* GIVEN EXERCISE: In how many lines does the string "selected" appear? Answer with the number only.

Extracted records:
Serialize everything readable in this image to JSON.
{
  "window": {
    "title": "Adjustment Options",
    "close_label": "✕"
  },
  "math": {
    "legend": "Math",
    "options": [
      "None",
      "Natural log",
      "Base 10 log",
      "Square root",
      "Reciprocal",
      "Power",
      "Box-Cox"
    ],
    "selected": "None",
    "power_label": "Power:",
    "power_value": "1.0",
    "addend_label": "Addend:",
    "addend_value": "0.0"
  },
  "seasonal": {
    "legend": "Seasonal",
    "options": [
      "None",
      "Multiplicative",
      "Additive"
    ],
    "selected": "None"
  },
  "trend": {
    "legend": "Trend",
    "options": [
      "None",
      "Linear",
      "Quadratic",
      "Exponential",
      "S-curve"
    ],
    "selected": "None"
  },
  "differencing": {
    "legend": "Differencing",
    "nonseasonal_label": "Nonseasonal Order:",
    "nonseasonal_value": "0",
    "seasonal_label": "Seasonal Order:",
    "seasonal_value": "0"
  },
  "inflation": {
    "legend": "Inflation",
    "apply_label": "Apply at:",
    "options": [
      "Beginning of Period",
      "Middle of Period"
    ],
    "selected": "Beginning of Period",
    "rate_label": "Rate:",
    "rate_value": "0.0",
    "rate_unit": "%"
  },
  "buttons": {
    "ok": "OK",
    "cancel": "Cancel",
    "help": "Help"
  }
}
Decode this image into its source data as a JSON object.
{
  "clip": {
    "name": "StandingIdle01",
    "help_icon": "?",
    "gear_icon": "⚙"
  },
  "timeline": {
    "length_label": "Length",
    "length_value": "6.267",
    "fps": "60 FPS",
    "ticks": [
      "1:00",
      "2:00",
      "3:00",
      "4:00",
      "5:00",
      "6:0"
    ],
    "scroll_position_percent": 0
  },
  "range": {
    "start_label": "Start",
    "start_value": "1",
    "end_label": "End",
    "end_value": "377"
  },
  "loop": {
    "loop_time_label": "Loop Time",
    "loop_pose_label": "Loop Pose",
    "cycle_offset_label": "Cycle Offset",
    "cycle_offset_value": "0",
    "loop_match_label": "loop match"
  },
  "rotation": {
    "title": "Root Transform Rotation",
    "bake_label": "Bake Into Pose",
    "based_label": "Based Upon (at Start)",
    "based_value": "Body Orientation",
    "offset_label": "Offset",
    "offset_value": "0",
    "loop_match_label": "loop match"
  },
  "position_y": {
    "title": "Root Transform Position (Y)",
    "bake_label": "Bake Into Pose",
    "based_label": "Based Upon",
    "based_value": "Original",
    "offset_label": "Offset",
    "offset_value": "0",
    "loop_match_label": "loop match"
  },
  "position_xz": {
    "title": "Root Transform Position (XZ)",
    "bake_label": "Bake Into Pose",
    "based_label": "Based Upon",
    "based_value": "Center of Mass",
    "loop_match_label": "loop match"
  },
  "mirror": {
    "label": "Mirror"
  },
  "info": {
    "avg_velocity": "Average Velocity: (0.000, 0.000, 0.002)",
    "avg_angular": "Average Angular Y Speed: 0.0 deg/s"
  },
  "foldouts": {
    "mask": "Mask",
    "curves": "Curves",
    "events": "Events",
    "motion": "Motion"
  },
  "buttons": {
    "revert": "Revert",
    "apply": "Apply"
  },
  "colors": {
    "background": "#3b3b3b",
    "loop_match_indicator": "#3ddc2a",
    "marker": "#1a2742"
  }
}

* PROBLEM SOLUTION: 4